» **EXERCISE OBJECTIVE**: Transcribe each of the records below exactly, excluding all pictures.

....

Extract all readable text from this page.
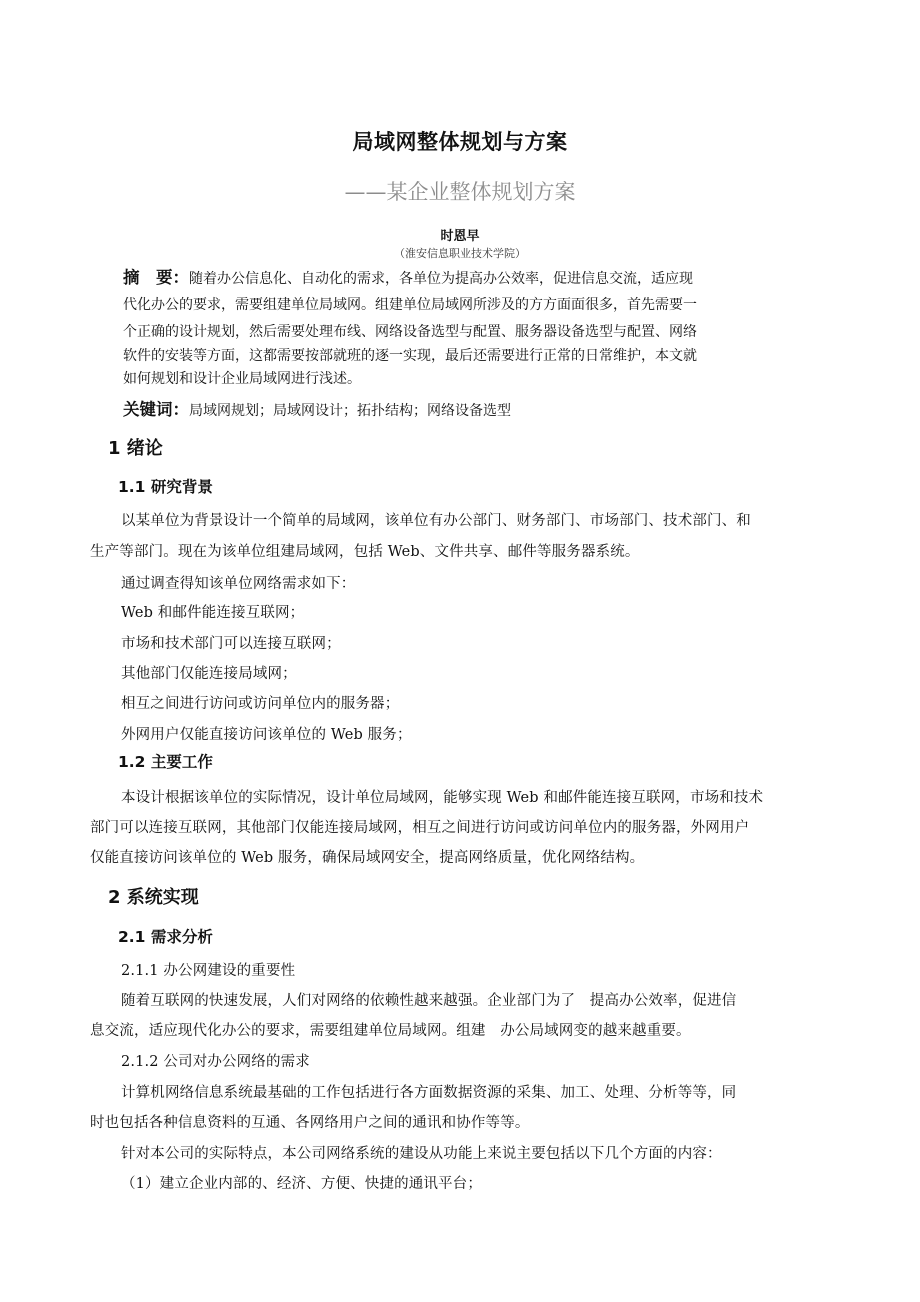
局域网整体规划与方案
——某企业整体规划方案
时恩早
（淮安信息职业技术学院）
摘　要：随着办公信息化、自动化的需求，各单位为提高办公效率，促进信息交流，适应现
代化办公的要求，需要组建单位局域网。组建单位局域网所涉及的方方面面很多，首先需要一
个正确的设计规划，然后需要处理布线、网络设备选型与配置、服务器设备选型与配置、网络
软件的安装等方面，这都需要按部就班的逐一实现，最后还需要进行正常的日常维护，本文就
如何规划和设计企业局域网进行浅述。
关键词：局域网规划；局域网设计；拓扑结构；网络设备选型
1 绪论
1.1 研究背景
以某单位为背景设计一个简单的局域网，该单位有办公部门、财务部门、市场部门、技术部门、和
生产等部门。现在为该单位组建局域网，包括 Web、文件共享、邮件等服务器系统。
通过调查得知该单位网络需求如下：
Web 和邮件能连接互联网；
市场和技术部门可以连接互联网；
其他部门仅能连接局域网；
相互之间进行访问或访问单位内的服务器；
外网用户仅能直接访问该单位的 Web 服务；
1.2 主要工作
本设计根据该单位的实际情况，设计单位局域网，能够实现 Web 和邮件能连接互联网，市场和技术
部门可以连接互联网，其他部门仅能连接局域网，相互之间进行访问或访问单位内的服务器，外网用户
仅能直接访问该单位的 Web 服务，确保局域网安全，提高网络质量，优化网络结构。
2 系统实现
2.1 需求分析
2.1.1 办公网建设的重要性
随着互联网的快速发展，人们对网络的依赖性越来越强。企业部门为了　提高办公效率，促进信
息交流，适应现代化办公的要求，需要组建单位局域网。组建　办公局域网变的越来越重要。
2.1.2 公司对办公网络的需求
计算机网络信息系统最基础的工作包括进行各方面数据资源的采集、加工、处理、分析等等，同
时也包括各种信息资料的互通、各网络用户之间的通讯和协作等等。
针对本公司的实际特点，本公司网络系统的建设从功能上来说主要包括以下几个方面的内容：
（1）建立企业内部的、经济、方便、快捷的通讯平台；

....

» **EXERCISE OUTPUT**:
Extract all readable text from this page.
局域网整体规划与方案
——某企业整体规划方案
时恩早
（淮安信息职业技术学院）
摘　要：随着办公信息化、自动化的需求，各单位为提高办公效率，促进信息交流，适应现
代化办公的要求，需要组建单位局域网。组建单位局域网所涉及的方方面面很多，首先需要一
个正确的设计规划，然后需要处理布线、网络设备选型与配置、服务器设备选型与配置、网络
软件的安装等方面，这都需要按部就班的逐一实现，最后还需要进行正常的日常维护，本文就
如何规划和设计企业局域网进行浅述。
关键词：局域网规划；局域网设计；拓扑结构；网络设备选型
1 绪论
1.1 研究背景
以某单位为背景设计一个简单的局域网，该单位有办公部门、财务部门、市场部门、技术部门、和
生产等部门。现在为该单位组建局域网，包括 Web、文件共享、邮件等服务器系统。
通过调查得知该单位网络需求如下：
Web 和邮件能连接互联网；
市场和技术部门可以连接互联网；
其他部门仅能连接局域网；
相互之间进行访问或访问单位内的服务器；
外网用户仅能直接访问该单位的 Web 服务；
1.2 主要工作
本设计根据该单位的实际情况，设计单位局域网，能够实现 Web 和邮件能连接互联网，市场和技术
部门可以连接互联网，其他部门仅能连接局域网，相互之间进行访问或访问单位内的服务器，外网用户
仅能直接访问该单位的 Web 服务，确保局域网安全，提高网络质量，优化网络结构。
2 系统实现
2.1 需求分析
2.1.1 办公网建设的重要性
随着互联网的快速发展，人们对网络的依赖性越来越强。企业部门为了　提高办公效率，促进信
息交流，适应现代化办公的要求，需要组建单位局域网。组建　办公局域网变的越来越重要。
2.1.2 公司对办公网络的需求
计算机网络信息系统最基础的工作包括进行各方面数据资源的采集、加工、处理、分析等等，同
时也包括各种信息资料的互通、各网络用户之间的通讯和协作等等。
针对本公司的实际特点，本公司网络系统的建设从功能上来说主要包括以下几个方面的内容：
（1）建立企业内部的、经济、方便、快捷的通讯平台；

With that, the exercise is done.